■ **Entries provided**
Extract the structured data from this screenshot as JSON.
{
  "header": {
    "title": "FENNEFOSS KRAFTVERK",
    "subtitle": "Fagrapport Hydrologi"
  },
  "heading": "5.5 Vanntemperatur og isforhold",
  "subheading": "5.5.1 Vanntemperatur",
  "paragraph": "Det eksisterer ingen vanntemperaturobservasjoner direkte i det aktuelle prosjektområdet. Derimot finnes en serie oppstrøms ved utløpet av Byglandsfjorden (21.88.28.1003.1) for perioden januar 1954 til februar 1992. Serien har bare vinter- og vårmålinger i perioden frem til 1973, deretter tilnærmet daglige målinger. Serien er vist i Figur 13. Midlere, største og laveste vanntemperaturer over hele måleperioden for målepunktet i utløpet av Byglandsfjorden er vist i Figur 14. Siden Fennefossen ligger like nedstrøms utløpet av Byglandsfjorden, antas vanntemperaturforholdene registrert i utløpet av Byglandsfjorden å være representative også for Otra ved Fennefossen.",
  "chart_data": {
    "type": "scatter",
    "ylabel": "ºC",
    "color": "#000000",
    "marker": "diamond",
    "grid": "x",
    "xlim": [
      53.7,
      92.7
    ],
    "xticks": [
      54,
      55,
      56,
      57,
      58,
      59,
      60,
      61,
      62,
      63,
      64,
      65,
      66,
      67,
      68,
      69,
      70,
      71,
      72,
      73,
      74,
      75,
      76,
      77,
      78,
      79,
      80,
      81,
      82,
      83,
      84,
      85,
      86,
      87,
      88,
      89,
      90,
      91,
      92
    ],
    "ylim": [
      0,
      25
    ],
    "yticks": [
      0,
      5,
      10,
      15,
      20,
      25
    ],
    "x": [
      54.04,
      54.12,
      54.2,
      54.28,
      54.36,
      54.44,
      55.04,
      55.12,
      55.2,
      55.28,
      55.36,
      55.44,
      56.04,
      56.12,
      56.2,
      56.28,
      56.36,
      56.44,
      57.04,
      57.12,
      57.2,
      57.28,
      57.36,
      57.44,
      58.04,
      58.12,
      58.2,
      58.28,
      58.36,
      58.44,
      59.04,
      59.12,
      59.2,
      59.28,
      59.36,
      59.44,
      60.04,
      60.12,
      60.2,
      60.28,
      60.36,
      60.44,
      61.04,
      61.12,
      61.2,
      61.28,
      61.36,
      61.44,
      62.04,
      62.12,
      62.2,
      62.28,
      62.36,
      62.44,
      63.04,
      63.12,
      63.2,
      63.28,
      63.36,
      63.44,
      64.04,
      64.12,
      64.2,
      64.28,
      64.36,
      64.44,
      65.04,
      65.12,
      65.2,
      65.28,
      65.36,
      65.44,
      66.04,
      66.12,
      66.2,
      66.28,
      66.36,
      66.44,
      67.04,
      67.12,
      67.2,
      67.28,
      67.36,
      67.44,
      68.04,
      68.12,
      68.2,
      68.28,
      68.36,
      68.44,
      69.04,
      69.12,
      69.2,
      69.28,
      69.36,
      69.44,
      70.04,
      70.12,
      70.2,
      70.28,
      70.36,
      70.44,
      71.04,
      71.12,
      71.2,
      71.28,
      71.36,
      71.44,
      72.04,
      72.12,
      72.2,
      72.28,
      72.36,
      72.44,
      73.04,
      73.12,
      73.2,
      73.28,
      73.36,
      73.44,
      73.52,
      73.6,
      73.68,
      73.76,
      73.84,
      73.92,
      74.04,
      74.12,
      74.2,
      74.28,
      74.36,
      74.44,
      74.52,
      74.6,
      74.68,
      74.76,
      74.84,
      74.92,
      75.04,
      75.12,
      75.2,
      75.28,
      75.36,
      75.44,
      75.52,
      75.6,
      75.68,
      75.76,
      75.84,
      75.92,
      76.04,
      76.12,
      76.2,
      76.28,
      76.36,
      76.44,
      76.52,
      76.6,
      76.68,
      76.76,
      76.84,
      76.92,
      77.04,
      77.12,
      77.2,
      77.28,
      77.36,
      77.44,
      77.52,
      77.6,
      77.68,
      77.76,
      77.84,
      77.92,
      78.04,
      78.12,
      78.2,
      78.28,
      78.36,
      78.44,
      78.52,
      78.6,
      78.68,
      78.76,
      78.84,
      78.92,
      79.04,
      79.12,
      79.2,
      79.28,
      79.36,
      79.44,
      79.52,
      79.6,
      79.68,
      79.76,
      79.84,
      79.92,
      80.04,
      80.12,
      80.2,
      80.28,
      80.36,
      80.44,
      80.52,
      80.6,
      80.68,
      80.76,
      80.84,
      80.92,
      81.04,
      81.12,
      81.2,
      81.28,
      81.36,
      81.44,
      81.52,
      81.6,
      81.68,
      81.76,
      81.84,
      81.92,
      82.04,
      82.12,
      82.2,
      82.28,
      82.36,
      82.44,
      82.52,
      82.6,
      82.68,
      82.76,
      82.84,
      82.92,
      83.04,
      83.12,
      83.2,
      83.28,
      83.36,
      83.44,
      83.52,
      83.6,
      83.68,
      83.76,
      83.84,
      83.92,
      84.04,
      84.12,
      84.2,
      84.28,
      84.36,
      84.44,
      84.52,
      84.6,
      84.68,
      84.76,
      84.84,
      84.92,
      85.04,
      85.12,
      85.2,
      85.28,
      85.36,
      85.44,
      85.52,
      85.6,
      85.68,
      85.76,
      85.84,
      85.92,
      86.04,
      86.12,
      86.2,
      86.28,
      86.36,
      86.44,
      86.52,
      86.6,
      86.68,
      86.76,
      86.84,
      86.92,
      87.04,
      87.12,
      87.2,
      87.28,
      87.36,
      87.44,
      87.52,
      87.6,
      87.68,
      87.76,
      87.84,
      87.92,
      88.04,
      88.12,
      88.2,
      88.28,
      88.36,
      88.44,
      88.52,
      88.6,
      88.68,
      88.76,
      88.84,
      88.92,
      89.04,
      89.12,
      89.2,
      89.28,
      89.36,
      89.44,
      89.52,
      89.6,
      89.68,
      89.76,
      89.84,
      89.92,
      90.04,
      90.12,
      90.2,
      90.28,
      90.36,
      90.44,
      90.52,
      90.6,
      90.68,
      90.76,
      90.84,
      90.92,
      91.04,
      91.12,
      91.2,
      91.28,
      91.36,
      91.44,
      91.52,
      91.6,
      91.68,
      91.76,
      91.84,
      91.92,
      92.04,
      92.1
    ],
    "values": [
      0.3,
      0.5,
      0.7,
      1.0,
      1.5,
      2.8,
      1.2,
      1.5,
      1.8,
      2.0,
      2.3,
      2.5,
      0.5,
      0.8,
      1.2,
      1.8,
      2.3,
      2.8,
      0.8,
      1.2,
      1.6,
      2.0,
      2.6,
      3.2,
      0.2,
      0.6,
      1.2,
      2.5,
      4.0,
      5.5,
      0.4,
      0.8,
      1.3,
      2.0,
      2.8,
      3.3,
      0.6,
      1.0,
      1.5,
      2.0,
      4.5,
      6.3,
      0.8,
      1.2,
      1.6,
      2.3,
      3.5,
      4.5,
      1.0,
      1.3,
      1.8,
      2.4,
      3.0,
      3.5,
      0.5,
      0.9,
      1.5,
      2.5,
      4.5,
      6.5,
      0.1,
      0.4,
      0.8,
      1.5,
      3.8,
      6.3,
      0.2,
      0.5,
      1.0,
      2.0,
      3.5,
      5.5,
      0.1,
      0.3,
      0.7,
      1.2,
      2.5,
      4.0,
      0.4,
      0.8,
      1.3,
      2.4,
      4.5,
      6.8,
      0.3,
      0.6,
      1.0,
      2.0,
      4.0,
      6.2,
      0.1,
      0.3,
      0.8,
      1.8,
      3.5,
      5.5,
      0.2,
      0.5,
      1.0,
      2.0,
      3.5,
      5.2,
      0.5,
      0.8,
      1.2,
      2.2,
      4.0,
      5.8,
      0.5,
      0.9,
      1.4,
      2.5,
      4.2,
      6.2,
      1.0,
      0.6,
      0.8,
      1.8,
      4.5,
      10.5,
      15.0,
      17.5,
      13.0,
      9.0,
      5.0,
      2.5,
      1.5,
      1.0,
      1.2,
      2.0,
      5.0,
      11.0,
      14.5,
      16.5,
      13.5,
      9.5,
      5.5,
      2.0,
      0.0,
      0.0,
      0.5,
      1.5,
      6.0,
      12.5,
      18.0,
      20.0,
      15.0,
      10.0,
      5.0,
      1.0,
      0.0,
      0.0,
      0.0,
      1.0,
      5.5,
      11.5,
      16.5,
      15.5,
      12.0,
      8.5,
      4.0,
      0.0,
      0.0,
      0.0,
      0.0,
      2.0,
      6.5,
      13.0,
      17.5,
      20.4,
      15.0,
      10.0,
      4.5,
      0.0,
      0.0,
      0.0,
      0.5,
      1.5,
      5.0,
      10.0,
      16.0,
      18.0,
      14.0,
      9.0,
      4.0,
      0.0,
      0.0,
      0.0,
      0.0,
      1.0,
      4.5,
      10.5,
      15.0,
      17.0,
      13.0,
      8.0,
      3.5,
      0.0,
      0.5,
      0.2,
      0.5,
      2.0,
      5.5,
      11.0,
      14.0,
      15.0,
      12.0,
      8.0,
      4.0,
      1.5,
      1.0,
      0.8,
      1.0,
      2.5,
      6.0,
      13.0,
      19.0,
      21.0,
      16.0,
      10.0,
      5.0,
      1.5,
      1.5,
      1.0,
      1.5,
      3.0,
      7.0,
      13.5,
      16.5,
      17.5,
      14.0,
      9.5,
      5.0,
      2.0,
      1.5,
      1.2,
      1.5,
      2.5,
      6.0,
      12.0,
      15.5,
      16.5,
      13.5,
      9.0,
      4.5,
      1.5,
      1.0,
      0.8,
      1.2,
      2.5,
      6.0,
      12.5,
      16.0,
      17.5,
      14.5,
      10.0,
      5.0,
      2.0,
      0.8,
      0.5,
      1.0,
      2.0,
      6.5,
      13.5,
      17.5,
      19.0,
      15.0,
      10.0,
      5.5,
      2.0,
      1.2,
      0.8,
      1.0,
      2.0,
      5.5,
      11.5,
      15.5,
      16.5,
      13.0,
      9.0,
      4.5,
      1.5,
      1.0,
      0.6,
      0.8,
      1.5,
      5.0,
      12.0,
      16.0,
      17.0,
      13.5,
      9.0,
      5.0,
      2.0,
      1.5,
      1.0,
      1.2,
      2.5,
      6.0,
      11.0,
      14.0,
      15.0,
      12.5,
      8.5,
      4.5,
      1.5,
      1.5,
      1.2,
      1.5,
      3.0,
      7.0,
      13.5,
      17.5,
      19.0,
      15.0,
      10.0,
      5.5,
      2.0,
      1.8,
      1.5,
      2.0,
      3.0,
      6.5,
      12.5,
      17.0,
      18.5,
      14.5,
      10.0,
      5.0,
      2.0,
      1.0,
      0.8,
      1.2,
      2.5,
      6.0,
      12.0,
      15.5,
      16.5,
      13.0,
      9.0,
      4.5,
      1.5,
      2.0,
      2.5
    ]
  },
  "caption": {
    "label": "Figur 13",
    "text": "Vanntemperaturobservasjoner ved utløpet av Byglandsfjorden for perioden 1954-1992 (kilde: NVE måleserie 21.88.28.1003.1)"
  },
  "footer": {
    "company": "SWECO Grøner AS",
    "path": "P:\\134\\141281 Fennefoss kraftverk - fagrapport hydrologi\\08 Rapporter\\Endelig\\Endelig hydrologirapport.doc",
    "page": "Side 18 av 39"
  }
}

■ **Exercise brief**
Using the listing above, pull out all lines that hold the word "utløpet".

■ **Response to this exercise**
  "paragraph": "Det eksisterer ingen vanntemperaturobservasjoner direkte i det aktuelle prosjektområdet. Derimot finnes en serie oppstrøms ved utløpet av Byglandsfjorden (21.88.28.1003.1) for perioden januar 1954 til februar 1992. Serien har bare vinter- og vårmålinger i perioden frem til 1973, deretter tilnærmet daglige målinger. Serien er vist i Figur 13. Midlere, største og laveste vanntemperaturer over hele måleperioden for målepunktet i utløpet av Byglandsfjorden er vist i Figur 14. Siden Fennefossen ligger like nedstrøms utløpet av Byglandsfjorden, antas vanntemperaturforholdene registrert i utløpet av Byglandsfjorden å være representative også for Otra ved Fennefossen.",
    "text": "Vanntemperaturobservasjoner ved utløpet av Byglandsfjorden for perioden 1954-1992 (kilde: NVE måleserie 21.88.28.1003.1)"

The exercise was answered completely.